STORED ROWS –
----------------
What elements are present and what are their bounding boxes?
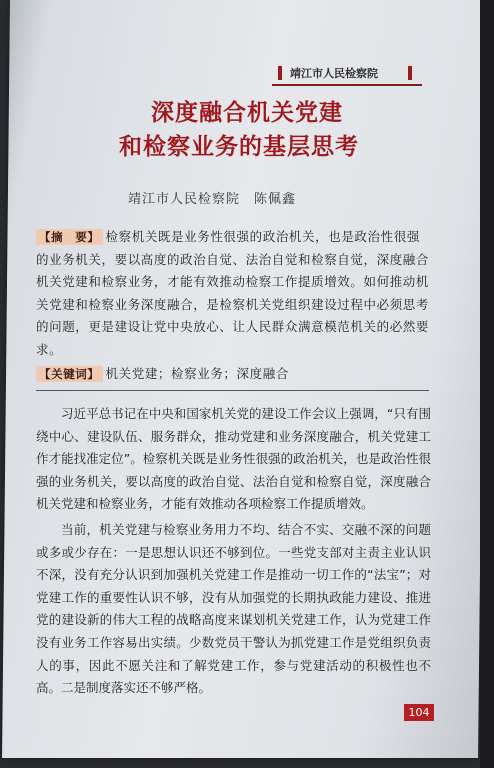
- header-rule: [272, 84, 422, 86]
- body-paragraph: 习近平总书记在中央和国家机关党的建设工作会议上强调，“只有围绕中心、建设队伍、服务群众，推动党建和业务深度融合，机关党建工作才能找准定位”。检察机关既是业务性很强的政治机关，也是政治性很强的业务机关，要以高度的政治自觉、法治自觉和检察自觉，深度融合机关党建和检察业务，才能有效推动各项检察工作提质增效。: [36, 406, 431, 512]
- abstract-label-text: 摘 要: [51, 230, 88, 244]
- keywords-label-text: 关键词: [51, 367, 88, 381]
- abstract-label: 【摘 要】: [36, 229, 103, 245]
- keywords-text: 机关党建；检察业务；深度融合: [105, 366, 289, 381]
- header-marker-right: [408, 66, 412, 80]
- header-organization: 靖江市人民检察院: [290, 67, 378, 80]
- section-divider: [36, 390, 429, 391]
- keywords: [36, 364, 289, 382]
- article-title-line2: 和检察业务的基层思考: [119, 134, 359, 160]
- page-number: 104: [404, 704, 434, 721]
- article-body: [36, 403, 431, 703]
- abstract: [36, 226, 431, 361]
- keywords-label: 【关键词】: [36, 366, 103, 382]
- article-title-line1: 深度融合机关党建: [151, 100, 343, 126]
- header-marker-left: [278, 66, 282, 80]
- body-paragraph: 当前，机关党建与检察业务用力不均、结合不实、交融不深的问题或多或少存在：一是思想认识还不够到位。一些党支部对主责主业认识不深，没有充分认识到加强机关党建工作是推动一切工作的“法宝”；对党建工作的重要性认识不够，没有从加强党的长期执政能力建设、推进党的建设新的伟大工程的战略高度来谋划机关党建工作，认为党建工作没有业务工作容易出实绩。少数党员干警认为抓党建工作是党组织负责人的事，因此不愿关注和了解党建工作，参与党建活动的积极性也不高。二是制度落实还不够严格。: [36, 521, 431, 696]
- article-author: 靖江市人民检察院 陈佩鑫: [128, 192, 297, 207]
- running-header: [272, 62, 422, 86]
- abstract-text: 检察机关既是业务性很强的政治机关，也是政治性很强的业务机关，要以高度的政治自觉、法治自觉和检察自觉，深度融合机关党建和检察业务，才能有效推动检察工作提质增效。如何推动机关党建和检察业务深度融合，是检察机关党组织建设过程中必须思考的问题，更是建设让党中央放心、让人民群众满意模范机关的必然要求。: [36, 229, 430, 357]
----------------
TASK DIRECTIONS – Reproduce every line of the records above verbatim, leaving out the pictures.

SOLUTION FOR THIS PROBLEM –
What elements are present and what are their bounding boxes?
- header-rule: [272, 84, 422, 86]
- body-paragraph: 习近平总书记在中央和国家机关党的建设工作会议上强调，“只有围绕中心、建设队伍、服务群众，推动党建和业务深度融合，机关党建工作才能找准定位”。检察机关既是业务性很强的政治机关，也是政治性很强的业务机关，要以高度的政治自觉、法治自觉和检察自觉，深度融合机关党建和检察业务，才能有效推动各项检察工作提质增效。: [36, 406, 431, 512]
- abstract-label-text: 摘 要: [51, 230, 88, 244]
- keywords-label-text: 关键词: [51, 367, 88, 381]
- abstract-label: 【摘 要】: [36, 229, 103, 245]
- keywords-text: 机关党建；检察业务；深度融合: [105, 366, 289, 381]
- header-marker-right: [408, 66, 412, 80]
- header-organization: 靖江市人民检察院: [290, 67, 378, 80]
- section-divider: [36, 390, 429, 391]
- keywords: [36, 364, 289, 382]
- article-title-line2: 和检察业务的基层思考: [119, 134, 359, 160]
- page-number: 104: [404, 704, 434, 721]
- article-body: [36, 403, 431, 703]
- abstract: [36, 226, 431, 361]
- keywords-label: 【关键词】: [36, 366, 103, 382]
- article-title-line1: 深度融合机关党建: [151, 100, 343, 126]
- header-marker-left: [278, 66, 282, 80]
- body-paragraph: 当前，机关党建与检察业务用力不均、结合不实、交融不深的问题或多或少存在：一是思想认识还不够到位。一些党支部对主责主业认识不深，没有充分认识到加强机关党建工作是推动一切工作的“法宝”；对党建工作的重要性认识不够，没有从加强党的长期执政能力建设、推进党的建设新的伟大工程的战略高度来谋划机关党建工作，认为党建工作没有业务工作容易出实绩。少数党员干警认为抓党建工作是党组织负责人的事，因此不愿关注和了解党建工作，参与党建活动的积极性也不高。二是制度落实还不够严格。: [36, 521, 431, 696]
- article-author: 靖江市人民检察院 陈佩鑫: [128, 192, 297, 207]
- running-header: [272, 62, 422, 86]
- abstract-text: 检察机关既是业务性很强的政治机关，也是政治性很强的业务机关，要以高度的政治自觉、法治自觉和检察自觉，深度融合机关党建和检察业务，才能有效推动检察工作提质增效。如何推动机关党建和检察业务深度融合，是检察机关党组织建设过程中必须思考的问题，更是建设让党中央放心、让人民群众满意模范机关的必然要求。: [36, 229, 430, 357]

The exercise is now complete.